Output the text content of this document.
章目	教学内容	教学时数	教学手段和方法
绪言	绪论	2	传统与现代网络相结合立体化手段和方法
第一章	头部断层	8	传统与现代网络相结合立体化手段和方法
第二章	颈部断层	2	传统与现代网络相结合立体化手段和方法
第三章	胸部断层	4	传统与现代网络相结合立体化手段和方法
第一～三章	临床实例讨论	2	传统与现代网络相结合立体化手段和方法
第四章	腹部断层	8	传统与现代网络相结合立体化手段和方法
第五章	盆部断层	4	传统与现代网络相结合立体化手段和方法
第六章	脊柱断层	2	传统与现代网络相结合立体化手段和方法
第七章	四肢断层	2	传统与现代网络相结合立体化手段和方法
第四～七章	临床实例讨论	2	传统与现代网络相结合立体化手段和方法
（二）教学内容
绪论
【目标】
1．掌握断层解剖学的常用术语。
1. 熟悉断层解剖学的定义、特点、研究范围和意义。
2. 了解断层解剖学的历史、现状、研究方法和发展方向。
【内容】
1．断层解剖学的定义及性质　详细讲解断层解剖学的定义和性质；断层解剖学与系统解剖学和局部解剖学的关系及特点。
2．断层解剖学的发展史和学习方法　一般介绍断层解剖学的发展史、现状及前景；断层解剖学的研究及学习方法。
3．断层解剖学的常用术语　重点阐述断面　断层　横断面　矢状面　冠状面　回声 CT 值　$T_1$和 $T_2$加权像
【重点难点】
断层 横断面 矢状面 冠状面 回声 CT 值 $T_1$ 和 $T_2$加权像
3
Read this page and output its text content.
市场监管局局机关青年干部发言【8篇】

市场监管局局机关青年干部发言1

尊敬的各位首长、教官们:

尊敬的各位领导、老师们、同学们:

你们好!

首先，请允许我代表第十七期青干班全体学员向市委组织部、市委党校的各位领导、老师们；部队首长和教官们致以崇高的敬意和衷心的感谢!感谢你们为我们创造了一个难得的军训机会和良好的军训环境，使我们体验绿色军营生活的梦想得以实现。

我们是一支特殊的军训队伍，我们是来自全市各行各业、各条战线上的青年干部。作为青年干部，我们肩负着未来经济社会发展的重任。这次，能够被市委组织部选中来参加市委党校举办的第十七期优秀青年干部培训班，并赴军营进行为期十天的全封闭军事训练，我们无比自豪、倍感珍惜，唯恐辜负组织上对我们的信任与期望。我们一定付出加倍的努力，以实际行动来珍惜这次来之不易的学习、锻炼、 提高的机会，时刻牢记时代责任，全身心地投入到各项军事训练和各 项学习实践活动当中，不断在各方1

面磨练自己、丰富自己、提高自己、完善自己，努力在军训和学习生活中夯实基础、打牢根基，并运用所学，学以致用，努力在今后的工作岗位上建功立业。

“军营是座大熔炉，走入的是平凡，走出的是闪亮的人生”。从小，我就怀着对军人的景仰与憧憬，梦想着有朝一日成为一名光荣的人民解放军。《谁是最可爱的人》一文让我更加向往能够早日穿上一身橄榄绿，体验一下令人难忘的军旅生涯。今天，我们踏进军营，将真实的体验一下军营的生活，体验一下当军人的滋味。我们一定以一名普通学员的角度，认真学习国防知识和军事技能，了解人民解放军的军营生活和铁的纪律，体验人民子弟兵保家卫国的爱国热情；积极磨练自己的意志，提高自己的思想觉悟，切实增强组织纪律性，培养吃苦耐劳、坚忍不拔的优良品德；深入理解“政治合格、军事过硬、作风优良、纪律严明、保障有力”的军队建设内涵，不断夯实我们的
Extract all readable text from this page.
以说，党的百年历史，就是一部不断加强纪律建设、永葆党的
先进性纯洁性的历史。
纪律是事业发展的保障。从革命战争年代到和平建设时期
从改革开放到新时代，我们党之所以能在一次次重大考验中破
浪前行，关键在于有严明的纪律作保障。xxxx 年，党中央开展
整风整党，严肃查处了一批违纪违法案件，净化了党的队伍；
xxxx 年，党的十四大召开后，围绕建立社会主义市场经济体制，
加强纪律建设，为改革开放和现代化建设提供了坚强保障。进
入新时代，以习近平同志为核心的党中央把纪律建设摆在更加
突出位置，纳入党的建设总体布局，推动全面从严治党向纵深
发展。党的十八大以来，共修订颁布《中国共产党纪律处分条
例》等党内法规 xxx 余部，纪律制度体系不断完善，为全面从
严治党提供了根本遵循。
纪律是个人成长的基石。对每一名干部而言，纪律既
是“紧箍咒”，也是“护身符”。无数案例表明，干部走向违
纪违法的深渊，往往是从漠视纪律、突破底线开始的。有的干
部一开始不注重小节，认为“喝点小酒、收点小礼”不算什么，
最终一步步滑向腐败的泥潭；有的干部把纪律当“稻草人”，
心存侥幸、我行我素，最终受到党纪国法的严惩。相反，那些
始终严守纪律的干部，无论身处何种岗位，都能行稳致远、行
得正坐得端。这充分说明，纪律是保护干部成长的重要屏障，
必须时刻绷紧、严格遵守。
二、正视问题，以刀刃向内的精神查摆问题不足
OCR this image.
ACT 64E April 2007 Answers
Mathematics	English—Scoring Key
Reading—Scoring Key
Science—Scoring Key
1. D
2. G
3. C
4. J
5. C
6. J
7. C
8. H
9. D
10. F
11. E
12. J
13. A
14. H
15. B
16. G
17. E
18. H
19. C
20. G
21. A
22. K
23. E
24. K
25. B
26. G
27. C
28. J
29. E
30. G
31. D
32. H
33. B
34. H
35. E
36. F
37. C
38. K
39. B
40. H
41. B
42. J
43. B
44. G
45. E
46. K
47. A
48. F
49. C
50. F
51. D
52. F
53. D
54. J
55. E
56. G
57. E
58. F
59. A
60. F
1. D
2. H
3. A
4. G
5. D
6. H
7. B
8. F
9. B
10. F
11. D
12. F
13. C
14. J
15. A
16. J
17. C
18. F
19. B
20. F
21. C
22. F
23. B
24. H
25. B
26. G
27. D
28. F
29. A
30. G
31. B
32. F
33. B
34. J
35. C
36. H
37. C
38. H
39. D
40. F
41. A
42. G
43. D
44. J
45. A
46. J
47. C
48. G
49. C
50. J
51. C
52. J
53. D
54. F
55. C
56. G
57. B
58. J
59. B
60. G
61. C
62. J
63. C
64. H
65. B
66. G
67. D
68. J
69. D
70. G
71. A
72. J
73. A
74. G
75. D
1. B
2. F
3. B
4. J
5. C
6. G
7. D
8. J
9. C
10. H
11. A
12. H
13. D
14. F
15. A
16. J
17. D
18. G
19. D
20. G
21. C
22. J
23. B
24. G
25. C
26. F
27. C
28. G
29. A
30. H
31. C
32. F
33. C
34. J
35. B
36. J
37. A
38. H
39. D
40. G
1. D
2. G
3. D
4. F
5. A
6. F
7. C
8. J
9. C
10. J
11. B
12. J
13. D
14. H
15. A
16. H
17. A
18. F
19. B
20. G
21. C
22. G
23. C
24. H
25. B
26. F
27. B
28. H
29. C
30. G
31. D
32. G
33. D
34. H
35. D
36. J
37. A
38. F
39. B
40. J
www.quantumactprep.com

» Task details:
Copy out all lines where the word "text" appears.

» Response to this exercise:
Output the text content of this document.
Read this page and output its text content.
Extract all readable text from this page.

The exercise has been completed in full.